(TASK REQUIREMENTS) Find the lines that hold the word "کتاب" and return them.

(Part of a data file)
<<<<

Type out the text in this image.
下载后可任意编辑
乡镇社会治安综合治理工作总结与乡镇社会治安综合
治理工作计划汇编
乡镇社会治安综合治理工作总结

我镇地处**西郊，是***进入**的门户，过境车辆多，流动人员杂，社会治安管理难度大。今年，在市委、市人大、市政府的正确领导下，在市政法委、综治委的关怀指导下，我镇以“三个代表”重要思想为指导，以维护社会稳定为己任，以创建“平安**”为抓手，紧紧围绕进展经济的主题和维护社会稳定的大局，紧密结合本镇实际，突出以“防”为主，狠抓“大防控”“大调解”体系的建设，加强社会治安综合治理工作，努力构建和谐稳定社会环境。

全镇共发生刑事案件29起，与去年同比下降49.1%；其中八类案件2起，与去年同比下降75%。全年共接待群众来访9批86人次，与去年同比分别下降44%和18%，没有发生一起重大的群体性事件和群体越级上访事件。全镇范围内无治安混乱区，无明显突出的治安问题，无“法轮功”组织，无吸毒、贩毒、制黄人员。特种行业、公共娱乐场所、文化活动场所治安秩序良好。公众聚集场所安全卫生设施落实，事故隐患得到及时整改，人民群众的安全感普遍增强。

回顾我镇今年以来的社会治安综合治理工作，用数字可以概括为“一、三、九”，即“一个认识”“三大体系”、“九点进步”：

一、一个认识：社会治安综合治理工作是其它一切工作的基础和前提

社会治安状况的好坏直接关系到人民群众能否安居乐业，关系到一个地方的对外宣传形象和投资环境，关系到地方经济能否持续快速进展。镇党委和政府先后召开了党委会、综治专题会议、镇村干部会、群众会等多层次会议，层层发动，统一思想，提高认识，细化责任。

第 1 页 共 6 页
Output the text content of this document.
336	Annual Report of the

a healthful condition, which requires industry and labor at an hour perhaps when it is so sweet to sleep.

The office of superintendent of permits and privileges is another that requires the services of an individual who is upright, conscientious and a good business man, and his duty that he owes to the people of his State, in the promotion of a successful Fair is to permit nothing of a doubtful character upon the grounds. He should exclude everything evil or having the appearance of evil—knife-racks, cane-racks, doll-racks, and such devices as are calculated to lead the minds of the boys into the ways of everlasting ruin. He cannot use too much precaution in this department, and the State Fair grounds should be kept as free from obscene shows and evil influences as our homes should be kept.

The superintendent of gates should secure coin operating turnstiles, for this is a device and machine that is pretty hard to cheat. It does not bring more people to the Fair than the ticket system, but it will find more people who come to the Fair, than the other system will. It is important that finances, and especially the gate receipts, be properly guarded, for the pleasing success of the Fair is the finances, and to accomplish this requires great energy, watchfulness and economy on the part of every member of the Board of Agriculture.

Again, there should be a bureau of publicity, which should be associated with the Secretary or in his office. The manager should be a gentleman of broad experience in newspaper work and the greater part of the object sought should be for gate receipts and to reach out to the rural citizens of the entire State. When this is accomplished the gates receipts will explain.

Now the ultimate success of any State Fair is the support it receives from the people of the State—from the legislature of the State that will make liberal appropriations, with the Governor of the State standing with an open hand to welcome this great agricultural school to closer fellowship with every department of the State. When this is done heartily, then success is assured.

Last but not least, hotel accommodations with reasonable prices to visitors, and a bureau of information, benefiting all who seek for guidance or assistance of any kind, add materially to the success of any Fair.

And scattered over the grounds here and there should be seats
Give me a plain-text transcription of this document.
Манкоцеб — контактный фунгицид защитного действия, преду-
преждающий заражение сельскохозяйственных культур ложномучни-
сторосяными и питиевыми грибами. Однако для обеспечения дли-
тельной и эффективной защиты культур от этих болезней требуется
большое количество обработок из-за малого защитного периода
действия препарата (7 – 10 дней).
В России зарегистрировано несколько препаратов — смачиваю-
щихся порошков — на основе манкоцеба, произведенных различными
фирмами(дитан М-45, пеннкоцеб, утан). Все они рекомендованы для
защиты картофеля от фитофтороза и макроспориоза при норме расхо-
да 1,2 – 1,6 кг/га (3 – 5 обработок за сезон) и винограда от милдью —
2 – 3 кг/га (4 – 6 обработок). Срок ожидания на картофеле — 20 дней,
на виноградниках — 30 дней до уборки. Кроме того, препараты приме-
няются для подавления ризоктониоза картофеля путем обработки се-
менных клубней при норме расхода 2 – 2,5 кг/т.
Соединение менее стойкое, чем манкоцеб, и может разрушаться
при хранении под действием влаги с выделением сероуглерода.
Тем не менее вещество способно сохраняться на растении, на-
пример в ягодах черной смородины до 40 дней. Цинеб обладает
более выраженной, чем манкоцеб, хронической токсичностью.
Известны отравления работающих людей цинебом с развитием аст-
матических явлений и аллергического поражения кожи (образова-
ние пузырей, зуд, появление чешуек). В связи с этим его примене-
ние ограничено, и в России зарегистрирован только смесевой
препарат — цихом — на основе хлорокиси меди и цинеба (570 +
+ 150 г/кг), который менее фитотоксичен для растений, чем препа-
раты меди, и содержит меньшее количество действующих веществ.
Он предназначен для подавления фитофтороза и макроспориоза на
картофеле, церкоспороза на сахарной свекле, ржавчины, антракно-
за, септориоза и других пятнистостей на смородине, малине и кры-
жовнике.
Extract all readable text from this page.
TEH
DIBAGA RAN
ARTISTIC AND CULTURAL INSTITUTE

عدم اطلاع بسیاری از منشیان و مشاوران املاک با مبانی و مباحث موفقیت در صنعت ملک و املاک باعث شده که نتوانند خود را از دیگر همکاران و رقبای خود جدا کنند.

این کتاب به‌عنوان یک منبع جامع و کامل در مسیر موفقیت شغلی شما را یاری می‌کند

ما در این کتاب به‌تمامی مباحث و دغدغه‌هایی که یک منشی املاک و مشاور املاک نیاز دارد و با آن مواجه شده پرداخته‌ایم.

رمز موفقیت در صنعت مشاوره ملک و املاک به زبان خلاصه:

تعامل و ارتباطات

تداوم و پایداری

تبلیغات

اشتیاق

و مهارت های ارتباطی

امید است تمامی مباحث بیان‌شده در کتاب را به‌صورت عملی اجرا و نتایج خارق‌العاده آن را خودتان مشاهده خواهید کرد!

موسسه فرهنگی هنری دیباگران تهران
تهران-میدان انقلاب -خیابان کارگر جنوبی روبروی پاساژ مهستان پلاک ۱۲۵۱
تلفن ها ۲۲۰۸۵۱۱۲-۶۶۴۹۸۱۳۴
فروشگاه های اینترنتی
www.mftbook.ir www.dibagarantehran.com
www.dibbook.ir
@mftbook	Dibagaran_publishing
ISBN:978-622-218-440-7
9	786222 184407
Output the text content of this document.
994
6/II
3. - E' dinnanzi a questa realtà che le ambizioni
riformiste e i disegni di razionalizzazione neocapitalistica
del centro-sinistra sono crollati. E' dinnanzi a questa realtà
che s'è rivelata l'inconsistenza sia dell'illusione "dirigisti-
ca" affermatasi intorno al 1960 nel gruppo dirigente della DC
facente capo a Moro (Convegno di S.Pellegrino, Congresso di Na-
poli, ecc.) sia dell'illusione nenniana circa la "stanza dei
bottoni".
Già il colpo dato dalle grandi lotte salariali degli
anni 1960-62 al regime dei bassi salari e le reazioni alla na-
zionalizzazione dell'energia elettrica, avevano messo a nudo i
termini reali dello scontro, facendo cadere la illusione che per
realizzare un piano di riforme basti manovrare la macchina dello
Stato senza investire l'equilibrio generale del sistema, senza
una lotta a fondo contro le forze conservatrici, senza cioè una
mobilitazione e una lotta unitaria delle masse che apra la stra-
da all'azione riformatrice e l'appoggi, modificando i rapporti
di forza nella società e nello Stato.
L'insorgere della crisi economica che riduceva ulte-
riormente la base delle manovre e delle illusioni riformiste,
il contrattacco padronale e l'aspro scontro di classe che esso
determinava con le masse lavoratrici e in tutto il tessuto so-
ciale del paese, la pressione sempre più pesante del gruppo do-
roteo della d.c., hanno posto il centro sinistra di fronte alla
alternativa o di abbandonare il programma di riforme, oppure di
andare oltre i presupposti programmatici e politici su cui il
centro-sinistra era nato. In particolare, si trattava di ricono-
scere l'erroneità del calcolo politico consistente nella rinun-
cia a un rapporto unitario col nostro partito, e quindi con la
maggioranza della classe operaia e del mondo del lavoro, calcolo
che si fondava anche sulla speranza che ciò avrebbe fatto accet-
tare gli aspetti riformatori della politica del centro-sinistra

>>>>

(OUTPUT OF THE EXERCISE)
این کتاب به‌عنوان یک منبع جامع و کامل در مسیر موفقیت شغلی شما را یاری می‌کند
ما در این کتاب به‌تمامی مباحث و دغدغه‌هایی که یک منشی املاک و مشاور املاک نیاز دارد و با آن مواجه شده پرداخته‌ایم.
امید است تمامی مباحث بیان‌شده در کتاب را به‌صورت عملی اجرا و نتایج خارق‌العاده آن را خودتان مشاهده خواهید کرد!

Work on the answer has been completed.